Not many directors would choose an apocalyptic sci-fi romance spanning several filmmaking disciplines for their feature debut, but Sam and Andy Zuchero wouldn’t have it any other way when it comes to “Love Me.” The film, which will have its world premiere at the Sundance Film Festival this week, stars Oscar-nominated duo Kristen Stewart and Steven Yeun as a buoy and a satellite falling in love a billion years after humans have gone extinct.
Speaking exclusively to Variety, the married filmmaking team say they first thought of the idea for “Love Me” back in 2019, and shortly after the global pandemic had them ruminating on themes of isolation and human connection.
“We thought that the idea of a buoy and a satellite, the two furthest things from each other, having a conversation was really funny,” Sam says when asked about the seeds of the project. “Then we read Ray Kurzweil’s ’The Singularity Is Near’ and many sci-fi books but it wasn’t until we decided it was a love story that it really came into focus.”
Commenting on their influences, the duo is quick to point to director Douglas Sirk, their primary source of inspiration when it came to crafting the romance at the center of the film. “I think Sirk often gets a bad rep for being too melodramatic, but we read ‘Sirk on Sirk’ and we loved the purity of how he looked at cinema. Melodrama isn’t a dirty word, it’s music and image,” adds Andy.
Of making the film as a sprawling multi-disciplinary epic, Andy says: “The movie didn’t seem worth making to us until we said to ourselves it was like Kubrick meets YouTube,” adding that he is proud they managed to “execute this Kubrickian scale of science fiction in a way that was a bit more guerrilla. We took these disciplines that we had worked with before, like animatronic props, and took them to different locations around the world.”
The directors say they wanted to shoot “Love Me” as an episode of “Planet Earth.” “We shot the buoy in a frozen lake in Alberta in freezing temperatures, then in the Salish Sea off the coast of Vancouver. Then, as the sun approached the red giant into a desert, we shot the buoy in Death Valley.”

Records shown:
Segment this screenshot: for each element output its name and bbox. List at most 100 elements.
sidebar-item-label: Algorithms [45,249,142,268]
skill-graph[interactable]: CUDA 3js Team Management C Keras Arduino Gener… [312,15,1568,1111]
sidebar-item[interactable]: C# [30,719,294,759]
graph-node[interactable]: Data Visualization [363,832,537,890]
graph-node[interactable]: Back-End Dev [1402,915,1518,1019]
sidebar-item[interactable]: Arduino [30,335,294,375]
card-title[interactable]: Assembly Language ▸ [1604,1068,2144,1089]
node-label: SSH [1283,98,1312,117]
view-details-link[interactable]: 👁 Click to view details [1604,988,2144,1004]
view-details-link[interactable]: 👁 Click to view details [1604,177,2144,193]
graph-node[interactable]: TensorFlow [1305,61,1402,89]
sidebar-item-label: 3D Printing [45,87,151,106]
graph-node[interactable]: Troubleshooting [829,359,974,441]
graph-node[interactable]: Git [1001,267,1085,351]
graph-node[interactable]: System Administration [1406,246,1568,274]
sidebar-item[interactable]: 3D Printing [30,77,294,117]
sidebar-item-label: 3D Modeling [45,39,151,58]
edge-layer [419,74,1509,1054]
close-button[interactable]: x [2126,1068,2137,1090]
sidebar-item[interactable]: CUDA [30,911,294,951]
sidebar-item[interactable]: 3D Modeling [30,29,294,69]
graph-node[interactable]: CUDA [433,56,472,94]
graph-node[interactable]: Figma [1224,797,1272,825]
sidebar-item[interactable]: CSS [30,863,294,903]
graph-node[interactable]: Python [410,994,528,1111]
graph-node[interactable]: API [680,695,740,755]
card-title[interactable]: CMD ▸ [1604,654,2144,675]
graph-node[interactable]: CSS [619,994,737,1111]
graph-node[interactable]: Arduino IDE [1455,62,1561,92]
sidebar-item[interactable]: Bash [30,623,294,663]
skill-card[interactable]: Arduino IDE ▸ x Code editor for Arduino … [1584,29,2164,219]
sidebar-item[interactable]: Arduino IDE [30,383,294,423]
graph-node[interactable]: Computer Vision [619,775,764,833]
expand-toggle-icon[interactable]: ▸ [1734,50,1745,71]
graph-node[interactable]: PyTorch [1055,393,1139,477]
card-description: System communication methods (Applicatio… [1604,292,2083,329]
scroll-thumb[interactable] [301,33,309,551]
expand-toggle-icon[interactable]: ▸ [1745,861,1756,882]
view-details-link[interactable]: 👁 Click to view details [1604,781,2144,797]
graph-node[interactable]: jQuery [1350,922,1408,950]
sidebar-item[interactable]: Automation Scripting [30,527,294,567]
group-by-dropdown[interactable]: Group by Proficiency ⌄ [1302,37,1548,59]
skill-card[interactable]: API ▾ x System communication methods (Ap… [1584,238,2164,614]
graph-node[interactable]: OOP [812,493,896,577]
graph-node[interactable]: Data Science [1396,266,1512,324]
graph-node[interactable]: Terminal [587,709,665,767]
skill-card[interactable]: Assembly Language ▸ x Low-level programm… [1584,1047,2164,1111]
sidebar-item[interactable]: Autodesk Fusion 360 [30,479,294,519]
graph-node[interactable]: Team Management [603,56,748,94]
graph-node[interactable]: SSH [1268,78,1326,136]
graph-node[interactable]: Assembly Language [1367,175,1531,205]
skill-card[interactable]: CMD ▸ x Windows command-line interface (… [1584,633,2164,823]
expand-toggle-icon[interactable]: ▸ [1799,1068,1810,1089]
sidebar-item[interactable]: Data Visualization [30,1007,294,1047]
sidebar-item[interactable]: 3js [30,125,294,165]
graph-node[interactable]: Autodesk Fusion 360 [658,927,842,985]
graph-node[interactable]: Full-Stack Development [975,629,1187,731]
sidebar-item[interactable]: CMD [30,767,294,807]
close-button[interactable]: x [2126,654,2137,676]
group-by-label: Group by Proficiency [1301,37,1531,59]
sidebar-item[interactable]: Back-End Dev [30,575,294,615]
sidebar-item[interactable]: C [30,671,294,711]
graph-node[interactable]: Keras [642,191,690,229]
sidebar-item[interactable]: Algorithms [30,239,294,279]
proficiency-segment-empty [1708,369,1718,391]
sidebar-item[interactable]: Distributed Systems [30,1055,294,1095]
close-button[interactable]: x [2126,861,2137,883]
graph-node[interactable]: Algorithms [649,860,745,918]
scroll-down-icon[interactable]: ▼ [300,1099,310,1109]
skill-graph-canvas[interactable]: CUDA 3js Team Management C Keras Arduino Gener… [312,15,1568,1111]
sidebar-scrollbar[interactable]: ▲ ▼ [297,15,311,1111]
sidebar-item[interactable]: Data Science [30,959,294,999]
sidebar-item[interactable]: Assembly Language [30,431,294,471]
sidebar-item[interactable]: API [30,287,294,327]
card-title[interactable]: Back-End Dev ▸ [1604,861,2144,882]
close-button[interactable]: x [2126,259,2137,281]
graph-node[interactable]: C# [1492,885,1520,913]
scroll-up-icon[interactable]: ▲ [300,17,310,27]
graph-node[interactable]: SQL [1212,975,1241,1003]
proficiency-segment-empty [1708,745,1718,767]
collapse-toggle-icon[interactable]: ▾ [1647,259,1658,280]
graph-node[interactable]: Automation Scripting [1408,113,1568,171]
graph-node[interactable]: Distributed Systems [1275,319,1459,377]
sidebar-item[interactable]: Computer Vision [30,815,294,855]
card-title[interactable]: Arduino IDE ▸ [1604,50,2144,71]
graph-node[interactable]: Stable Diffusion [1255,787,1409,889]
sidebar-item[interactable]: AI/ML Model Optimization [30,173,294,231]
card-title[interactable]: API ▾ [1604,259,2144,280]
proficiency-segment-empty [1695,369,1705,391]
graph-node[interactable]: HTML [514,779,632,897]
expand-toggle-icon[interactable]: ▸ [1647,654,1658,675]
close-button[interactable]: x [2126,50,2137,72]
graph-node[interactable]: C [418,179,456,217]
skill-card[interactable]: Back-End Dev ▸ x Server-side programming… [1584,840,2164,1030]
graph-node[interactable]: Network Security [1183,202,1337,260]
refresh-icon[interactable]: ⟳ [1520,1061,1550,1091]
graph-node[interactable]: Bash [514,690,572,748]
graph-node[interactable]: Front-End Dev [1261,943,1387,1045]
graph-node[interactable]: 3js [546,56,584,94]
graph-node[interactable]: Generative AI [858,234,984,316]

Task requirements:
- A) In the article on "Love Me," which director do the filmmakers name as their primary source of inspiration for the film's romance?
- B) Pick up the article on "Love Me" after its final sentence and keep writing it.

Responses per task:
- A) Douglas Sirk

- B)
Stewart and Yeun appear in several forms throughout the sci-fi film, starting off as a buoy and a satellite making first contact and eventually modelling themselves after a couple of social media influencers the buoy, played soulfully by Stewart, comes across online.
The Zucheros were overjoyed when Stewart and Yeun jumped onboard the project. “It was like kindred spirits,” says Sam of first meeting the “Twilight” and “Spencer” star. “Kristen read the script, had her representatives call us and then we met and just talked. We talked about our experiences and the differences between our personal and presentational selves. Then we did the same thing with Steven and felt so connected to them and really grateful to them.”
“When you collaborate with Kristen and Steven, you pretty quickly realize that they care more about the art than they do about their personas,” Andy says. “They care more about the impact on culture than the impact on themselves. They’re fearless and hardworking artists who are willing to be completely vulnerable in the service of art, which is unique.”
The couple was lucky all around with contributors for “Love Me,” which includes Sundance-veteran producers Kevin Rowe (“The Starling Girl”) and Luca Borghese (“The Persian Version”), plus Shivani Rawat and Julie Goldstein of ShivHans Pictures, the production and finance company behind “Captain Fantastic” and “The Trial of the Chicago 7.”
“There are producers who will respect a wild idea, and then there are producers who can take a wild idea and execute it,” says Andy, with Sam promptly jumping in to call Borghese a “pure genius.” Andrew adds that the duo spoke to several financiers and studios about “Love Me” before finding a home at ShivHan. “Nobody was as gutsy as them to step up and turn it into an actual movie,” he concludes.
Despite working alongside a slew of award-winning collaborators, only one led Andy to send an announcement text in the family group. David Longstreth, the lead singer and guitarist of Dirty Projectors, agreed to score the film, marking his first time doing so. “For the last 25 years, [Longstreth] has been an artist who has pushed his craft to a whole new genre and directions that felt completely new but emotionally moving at the same time. He has always been an artistic hero for us,” Andy says.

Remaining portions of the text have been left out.